▸ Work to do:
Identify every line in the records below that contains the word "Model", and copy each of those lines.

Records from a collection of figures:

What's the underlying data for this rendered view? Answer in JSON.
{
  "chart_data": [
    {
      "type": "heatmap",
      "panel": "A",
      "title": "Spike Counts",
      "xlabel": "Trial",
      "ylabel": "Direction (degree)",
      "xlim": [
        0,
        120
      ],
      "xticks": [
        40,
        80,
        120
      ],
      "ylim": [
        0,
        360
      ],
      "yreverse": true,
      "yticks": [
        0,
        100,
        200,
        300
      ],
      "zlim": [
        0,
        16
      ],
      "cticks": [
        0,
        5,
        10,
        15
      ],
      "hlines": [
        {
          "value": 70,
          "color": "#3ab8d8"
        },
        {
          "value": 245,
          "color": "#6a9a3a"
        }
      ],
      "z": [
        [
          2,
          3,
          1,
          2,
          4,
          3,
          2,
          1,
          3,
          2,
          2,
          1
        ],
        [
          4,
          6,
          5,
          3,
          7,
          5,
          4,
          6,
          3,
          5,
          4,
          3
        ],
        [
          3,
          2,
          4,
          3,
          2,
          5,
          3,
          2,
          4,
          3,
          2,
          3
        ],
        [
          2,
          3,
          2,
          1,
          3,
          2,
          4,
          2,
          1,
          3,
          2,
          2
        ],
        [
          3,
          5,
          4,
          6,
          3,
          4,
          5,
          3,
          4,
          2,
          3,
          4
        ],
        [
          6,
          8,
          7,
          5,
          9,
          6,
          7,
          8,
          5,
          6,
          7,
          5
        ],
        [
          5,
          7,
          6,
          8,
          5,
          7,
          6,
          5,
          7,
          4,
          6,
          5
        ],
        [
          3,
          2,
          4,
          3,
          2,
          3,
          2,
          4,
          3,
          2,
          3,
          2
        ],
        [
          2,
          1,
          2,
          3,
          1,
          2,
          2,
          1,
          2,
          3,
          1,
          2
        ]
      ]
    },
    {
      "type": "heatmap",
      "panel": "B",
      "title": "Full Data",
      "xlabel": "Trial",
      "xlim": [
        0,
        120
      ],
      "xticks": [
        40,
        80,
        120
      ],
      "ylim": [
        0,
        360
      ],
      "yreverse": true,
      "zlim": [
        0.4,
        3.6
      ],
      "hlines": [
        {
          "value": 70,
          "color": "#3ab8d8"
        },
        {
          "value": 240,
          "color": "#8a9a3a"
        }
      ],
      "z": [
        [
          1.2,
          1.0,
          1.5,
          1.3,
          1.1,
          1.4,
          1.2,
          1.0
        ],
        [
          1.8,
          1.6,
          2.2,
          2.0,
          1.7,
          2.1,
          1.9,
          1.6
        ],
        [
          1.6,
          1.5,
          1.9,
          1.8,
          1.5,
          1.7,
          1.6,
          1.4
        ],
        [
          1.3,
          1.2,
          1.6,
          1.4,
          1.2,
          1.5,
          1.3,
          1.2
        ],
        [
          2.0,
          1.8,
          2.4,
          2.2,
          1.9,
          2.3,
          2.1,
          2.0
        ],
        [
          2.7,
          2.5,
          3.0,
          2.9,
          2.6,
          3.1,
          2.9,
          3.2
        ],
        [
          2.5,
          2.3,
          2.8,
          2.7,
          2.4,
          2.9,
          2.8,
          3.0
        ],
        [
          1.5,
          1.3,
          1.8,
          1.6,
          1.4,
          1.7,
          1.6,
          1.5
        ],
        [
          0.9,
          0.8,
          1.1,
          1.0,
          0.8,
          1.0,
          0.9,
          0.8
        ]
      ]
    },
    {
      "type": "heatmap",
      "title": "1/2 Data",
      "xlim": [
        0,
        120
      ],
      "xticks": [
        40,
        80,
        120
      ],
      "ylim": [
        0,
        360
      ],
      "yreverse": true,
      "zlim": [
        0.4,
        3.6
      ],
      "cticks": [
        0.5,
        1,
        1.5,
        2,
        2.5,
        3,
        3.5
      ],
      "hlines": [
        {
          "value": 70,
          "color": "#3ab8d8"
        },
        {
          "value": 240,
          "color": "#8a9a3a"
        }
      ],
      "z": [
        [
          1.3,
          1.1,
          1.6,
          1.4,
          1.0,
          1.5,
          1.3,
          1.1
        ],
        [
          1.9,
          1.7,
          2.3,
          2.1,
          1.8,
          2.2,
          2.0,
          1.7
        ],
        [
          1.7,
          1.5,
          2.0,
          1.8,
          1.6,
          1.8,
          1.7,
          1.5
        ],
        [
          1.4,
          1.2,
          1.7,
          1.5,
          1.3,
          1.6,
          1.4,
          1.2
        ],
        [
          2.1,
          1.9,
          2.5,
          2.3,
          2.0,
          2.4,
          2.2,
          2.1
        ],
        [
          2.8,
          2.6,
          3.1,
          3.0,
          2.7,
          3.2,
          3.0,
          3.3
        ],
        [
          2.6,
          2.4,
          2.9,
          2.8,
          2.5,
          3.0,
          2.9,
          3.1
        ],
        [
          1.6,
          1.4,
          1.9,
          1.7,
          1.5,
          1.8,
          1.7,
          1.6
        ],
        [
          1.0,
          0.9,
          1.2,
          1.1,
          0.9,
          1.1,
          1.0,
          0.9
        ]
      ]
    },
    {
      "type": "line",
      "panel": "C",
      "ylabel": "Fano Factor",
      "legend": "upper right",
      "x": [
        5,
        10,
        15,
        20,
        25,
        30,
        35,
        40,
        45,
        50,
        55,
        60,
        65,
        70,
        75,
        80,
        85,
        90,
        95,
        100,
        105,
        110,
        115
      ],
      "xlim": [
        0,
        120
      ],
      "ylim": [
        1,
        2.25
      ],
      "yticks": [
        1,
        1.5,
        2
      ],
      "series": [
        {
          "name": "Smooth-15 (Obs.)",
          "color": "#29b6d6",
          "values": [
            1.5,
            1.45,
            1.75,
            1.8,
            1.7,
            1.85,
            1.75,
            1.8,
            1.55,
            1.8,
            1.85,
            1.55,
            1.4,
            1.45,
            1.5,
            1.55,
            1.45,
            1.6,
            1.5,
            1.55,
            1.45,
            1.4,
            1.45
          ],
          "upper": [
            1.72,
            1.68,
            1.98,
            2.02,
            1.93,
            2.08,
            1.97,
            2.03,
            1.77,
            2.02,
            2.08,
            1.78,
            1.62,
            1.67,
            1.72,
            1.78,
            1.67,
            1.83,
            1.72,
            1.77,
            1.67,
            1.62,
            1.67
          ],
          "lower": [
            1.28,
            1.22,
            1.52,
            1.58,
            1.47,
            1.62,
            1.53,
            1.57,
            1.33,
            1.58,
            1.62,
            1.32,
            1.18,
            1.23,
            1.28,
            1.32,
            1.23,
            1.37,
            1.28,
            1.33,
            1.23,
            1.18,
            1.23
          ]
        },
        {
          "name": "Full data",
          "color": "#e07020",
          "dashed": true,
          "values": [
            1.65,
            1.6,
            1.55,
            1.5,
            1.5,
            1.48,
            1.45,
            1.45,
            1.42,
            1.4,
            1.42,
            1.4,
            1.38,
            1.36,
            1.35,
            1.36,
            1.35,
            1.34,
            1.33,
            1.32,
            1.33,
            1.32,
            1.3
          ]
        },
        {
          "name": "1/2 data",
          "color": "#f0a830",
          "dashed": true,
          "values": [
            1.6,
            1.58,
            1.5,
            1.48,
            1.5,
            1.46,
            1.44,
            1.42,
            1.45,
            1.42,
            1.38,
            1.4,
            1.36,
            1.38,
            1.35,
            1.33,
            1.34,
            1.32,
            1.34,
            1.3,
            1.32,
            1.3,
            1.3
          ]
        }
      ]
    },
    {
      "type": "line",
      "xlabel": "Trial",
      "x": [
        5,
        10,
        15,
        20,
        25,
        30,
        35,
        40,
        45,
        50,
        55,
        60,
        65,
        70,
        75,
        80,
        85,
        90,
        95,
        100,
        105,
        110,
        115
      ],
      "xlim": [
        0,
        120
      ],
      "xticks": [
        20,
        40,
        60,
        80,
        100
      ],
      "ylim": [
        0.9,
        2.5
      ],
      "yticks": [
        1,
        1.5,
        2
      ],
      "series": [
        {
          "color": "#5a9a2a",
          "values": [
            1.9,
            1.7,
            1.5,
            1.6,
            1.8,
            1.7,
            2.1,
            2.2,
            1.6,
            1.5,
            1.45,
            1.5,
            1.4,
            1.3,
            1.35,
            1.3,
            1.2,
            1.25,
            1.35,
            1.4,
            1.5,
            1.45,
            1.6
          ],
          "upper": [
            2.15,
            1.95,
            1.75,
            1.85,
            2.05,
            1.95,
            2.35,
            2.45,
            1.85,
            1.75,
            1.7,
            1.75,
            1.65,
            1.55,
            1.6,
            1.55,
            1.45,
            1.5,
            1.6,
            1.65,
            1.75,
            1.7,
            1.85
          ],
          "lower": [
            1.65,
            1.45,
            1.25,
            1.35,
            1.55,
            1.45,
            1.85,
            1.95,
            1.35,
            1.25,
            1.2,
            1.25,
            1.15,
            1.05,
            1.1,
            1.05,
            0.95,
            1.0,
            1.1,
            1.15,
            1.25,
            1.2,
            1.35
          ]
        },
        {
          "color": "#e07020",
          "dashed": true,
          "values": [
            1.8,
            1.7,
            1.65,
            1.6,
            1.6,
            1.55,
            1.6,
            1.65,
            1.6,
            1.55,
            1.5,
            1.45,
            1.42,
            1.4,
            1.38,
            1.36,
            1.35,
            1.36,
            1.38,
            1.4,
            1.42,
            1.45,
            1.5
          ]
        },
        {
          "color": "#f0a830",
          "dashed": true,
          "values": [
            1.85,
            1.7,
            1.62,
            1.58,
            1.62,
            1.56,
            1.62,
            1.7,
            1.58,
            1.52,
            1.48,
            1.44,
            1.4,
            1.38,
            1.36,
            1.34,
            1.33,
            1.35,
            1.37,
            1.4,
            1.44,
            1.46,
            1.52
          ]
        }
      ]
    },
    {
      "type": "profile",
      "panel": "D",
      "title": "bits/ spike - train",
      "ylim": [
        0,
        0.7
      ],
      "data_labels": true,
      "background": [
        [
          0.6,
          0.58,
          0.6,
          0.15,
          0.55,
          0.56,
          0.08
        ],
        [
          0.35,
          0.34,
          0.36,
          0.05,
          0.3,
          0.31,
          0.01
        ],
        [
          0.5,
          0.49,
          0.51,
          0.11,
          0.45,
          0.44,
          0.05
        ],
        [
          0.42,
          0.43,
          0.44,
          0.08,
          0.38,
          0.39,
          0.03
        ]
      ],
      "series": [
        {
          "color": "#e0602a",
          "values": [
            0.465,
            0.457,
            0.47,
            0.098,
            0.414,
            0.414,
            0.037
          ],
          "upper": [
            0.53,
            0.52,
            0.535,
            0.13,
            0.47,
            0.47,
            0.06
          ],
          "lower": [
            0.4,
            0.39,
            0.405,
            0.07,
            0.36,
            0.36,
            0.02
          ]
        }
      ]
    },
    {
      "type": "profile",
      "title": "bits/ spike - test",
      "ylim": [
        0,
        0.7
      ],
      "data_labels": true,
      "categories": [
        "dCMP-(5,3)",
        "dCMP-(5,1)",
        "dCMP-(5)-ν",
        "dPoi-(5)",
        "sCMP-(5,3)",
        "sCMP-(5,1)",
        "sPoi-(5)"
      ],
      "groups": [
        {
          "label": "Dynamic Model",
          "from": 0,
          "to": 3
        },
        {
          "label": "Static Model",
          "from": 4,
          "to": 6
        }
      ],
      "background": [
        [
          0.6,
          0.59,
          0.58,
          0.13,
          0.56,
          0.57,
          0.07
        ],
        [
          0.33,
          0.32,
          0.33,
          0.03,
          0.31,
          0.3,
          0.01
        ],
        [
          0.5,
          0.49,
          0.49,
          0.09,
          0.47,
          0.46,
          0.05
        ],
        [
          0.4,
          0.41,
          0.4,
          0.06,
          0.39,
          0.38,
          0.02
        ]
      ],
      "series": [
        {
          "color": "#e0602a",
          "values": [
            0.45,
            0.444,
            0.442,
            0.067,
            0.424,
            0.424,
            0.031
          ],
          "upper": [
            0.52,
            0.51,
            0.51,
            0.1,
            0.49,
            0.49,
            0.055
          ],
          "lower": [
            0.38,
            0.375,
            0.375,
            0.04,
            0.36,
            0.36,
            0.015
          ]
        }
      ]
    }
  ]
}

▸ Output of the task:
          "label": "Dynamic Model",
          "label": "Static Model",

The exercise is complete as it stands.